Data extracted from a collection:
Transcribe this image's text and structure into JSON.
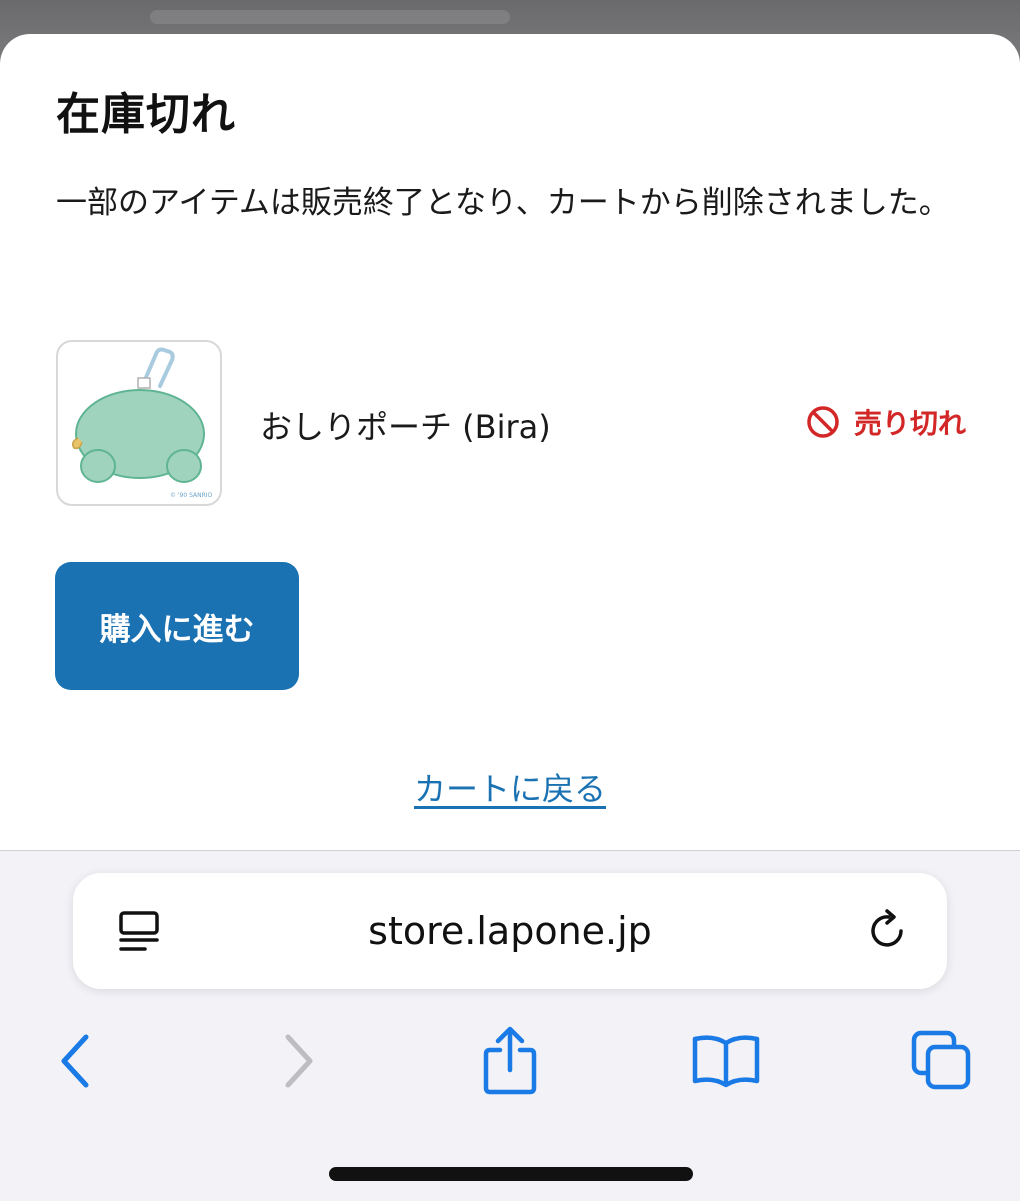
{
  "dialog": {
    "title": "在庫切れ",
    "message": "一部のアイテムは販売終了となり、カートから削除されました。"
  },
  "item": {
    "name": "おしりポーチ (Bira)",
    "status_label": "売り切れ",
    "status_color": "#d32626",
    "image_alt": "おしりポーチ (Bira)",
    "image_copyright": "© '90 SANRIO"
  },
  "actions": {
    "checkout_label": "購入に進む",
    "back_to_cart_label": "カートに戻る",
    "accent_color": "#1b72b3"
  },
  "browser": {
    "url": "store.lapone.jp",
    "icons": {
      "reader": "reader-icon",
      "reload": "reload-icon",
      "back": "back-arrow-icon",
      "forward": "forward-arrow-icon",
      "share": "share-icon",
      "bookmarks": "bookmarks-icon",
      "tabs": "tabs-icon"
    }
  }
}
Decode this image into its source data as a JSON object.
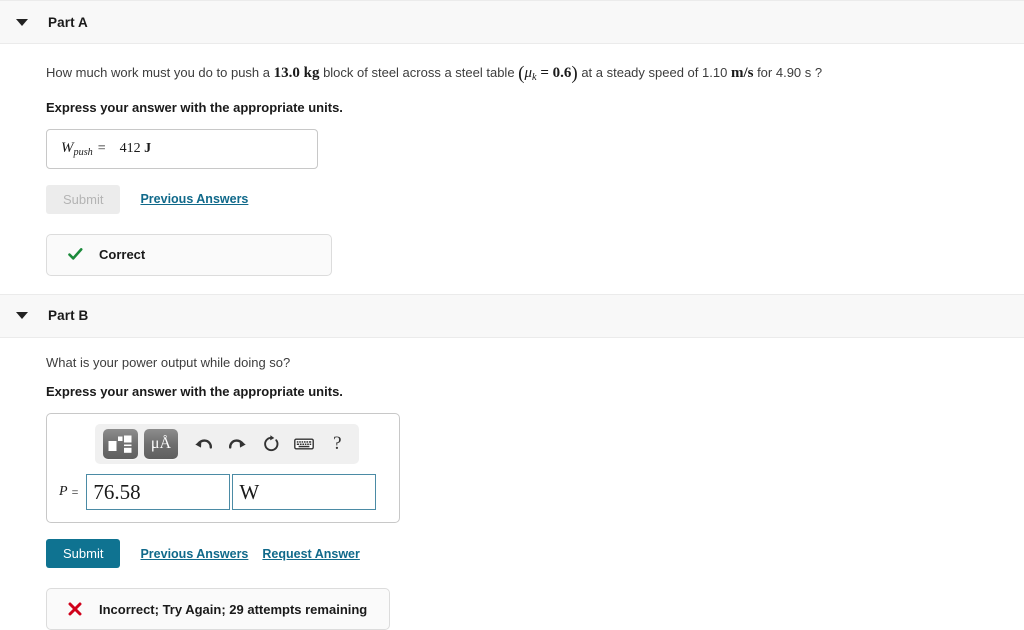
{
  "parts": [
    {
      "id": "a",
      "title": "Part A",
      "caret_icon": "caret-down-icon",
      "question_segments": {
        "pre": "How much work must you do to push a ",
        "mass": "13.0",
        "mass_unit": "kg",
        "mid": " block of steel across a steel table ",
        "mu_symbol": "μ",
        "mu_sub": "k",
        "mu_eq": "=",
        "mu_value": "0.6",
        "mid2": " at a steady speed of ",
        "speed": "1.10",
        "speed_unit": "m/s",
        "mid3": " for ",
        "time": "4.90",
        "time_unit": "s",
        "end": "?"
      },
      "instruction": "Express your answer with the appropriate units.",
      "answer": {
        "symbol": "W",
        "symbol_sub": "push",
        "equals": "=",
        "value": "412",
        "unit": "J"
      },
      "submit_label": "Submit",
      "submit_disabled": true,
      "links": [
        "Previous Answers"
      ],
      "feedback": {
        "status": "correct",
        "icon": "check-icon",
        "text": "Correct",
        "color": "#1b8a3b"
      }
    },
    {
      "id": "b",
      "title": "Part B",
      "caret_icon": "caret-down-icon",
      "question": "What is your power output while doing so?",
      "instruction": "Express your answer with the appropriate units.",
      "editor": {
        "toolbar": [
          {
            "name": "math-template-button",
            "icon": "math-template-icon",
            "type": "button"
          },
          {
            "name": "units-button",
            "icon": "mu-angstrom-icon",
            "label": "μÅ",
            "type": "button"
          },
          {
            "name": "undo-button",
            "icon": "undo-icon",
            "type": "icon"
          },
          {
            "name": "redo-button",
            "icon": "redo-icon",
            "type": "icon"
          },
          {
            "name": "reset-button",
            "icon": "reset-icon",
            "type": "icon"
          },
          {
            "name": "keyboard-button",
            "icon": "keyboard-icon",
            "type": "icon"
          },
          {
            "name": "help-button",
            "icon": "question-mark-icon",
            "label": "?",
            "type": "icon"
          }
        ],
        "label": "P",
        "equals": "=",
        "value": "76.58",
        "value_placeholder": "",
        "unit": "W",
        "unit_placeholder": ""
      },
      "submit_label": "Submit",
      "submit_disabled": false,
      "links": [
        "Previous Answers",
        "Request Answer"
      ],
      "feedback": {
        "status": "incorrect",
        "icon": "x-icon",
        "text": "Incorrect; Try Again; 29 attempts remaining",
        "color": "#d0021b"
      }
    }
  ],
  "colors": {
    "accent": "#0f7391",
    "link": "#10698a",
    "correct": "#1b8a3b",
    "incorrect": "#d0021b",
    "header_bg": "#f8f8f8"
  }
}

--

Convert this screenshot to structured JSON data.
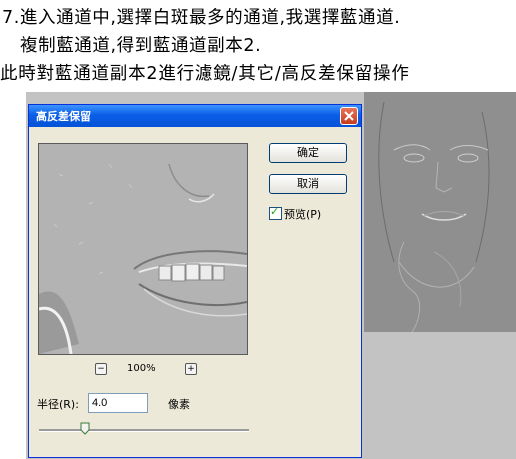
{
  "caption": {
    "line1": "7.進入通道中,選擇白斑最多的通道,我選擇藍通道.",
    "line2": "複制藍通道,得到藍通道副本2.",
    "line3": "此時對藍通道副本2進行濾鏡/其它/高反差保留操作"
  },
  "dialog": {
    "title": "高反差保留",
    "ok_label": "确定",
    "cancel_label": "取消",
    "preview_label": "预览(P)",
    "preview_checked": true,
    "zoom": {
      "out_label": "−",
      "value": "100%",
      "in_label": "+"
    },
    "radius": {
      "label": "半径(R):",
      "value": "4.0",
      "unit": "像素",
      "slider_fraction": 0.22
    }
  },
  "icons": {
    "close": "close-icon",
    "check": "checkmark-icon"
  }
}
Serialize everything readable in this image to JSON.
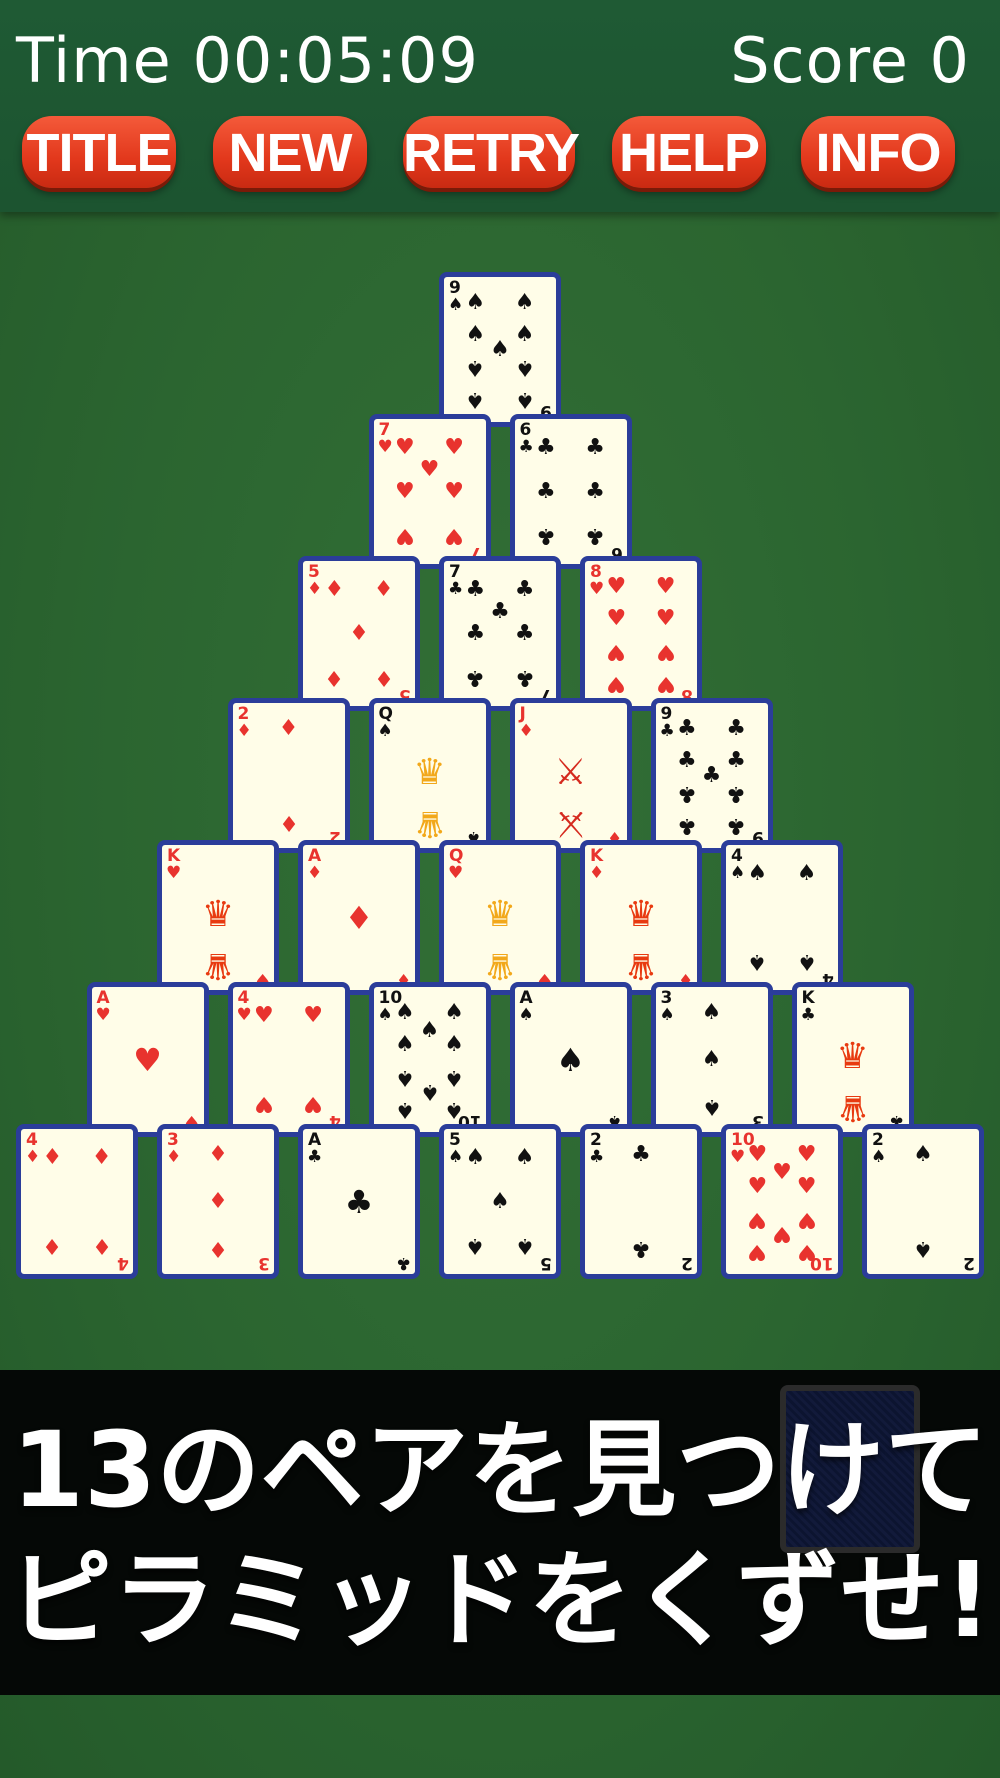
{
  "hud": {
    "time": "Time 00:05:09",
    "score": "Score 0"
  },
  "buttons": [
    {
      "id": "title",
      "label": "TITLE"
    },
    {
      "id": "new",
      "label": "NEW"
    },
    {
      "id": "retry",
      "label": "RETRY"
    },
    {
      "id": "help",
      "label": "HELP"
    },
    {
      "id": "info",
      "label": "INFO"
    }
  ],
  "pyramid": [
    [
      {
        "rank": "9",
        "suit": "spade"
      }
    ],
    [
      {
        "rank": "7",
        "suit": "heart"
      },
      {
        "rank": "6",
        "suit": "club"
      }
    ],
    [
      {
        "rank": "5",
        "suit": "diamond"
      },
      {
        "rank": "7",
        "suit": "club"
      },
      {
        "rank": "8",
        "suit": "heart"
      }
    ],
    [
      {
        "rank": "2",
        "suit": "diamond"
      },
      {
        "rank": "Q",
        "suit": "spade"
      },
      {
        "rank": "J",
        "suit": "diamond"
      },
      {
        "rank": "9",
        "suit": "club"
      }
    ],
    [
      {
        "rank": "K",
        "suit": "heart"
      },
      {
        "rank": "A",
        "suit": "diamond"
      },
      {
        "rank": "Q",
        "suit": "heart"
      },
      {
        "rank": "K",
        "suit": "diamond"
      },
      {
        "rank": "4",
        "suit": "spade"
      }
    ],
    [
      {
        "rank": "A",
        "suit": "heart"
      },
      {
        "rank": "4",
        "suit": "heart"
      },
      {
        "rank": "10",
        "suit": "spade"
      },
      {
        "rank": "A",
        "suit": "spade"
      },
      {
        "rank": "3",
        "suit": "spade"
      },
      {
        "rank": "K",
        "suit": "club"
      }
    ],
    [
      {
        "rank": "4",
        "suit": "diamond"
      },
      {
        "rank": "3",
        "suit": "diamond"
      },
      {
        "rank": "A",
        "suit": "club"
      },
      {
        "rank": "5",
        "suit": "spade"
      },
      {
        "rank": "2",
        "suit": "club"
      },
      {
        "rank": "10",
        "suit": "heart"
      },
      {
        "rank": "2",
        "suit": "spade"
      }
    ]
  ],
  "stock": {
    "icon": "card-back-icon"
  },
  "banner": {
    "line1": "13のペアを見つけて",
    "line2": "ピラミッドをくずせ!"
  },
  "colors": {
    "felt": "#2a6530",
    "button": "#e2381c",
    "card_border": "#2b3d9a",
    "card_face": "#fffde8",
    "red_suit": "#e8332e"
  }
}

==

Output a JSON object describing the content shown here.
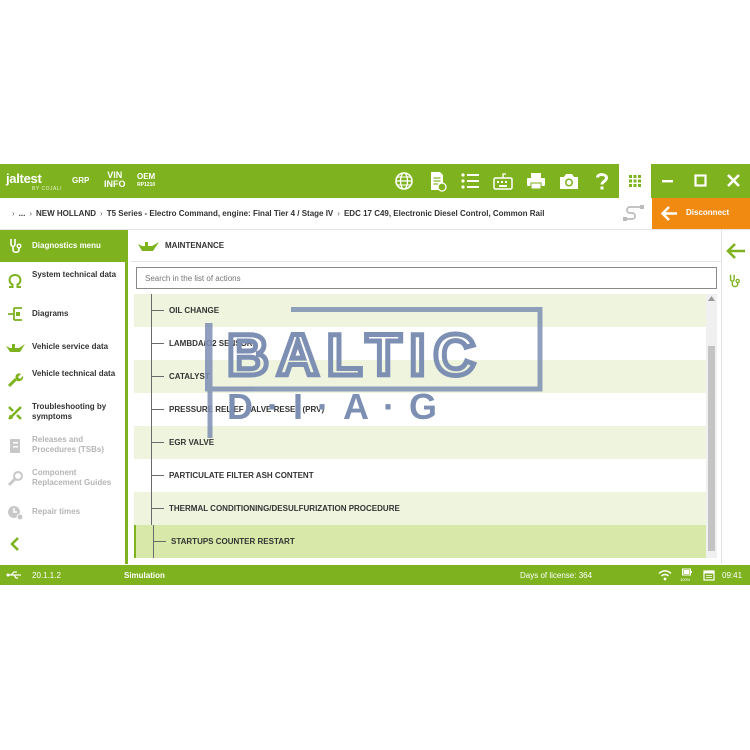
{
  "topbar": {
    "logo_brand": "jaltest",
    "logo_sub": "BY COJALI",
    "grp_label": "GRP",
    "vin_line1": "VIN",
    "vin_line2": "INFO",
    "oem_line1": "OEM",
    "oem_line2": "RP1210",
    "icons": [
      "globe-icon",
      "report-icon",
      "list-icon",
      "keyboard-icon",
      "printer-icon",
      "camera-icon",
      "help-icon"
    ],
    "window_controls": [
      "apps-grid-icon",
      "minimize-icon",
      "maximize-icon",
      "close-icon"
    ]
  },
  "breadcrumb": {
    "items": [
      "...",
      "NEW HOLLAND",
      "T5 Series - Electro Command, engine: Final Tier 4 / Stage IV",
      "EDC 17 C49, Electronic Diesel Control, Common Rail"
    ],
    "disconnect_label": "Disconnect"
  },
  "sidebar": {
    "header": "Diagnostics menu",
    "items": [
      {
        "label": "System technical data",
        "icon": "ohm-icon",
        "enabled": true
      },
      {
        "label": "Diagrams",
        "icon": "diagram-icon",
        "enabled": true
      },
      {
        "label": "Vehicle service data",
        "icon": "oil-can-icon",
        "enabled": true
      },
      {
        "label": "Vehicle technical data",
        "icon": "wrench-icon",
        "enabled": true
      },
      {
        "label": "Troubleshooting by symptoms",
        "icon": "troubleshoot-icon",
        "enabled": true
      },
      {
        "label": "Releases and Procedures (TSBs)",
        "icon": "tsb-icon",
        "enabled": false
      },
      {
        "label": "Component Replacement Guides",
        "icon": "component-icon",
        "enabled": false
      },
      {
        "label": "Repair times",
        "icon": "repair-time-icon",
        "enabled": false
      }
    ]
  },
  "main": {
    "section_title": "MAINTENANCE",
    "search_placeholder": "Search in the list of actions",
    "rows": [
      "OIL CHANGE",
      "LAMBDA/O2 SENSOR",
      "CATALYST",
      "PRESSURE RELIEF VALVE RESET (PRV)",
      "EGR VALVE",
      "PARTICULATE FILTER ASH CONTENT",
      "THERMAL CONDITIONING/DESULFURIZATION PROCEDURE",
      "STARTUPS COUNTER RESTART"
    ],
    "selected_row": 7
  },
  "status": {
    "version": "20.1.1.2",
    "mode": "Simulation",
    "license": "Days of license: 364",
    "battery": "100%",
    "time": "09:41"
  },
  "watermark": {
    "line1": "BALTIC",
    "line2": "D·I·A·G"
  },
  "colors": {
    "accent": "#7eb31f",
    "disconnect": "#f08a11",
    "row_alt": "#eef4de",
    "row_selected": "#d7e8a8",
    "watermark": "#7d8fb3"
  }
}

### PROBLEM TO SOLVE
Determine the number of lines in the data that contain "list" as a word or string, and state only that number.

### TASK SOLUTION
2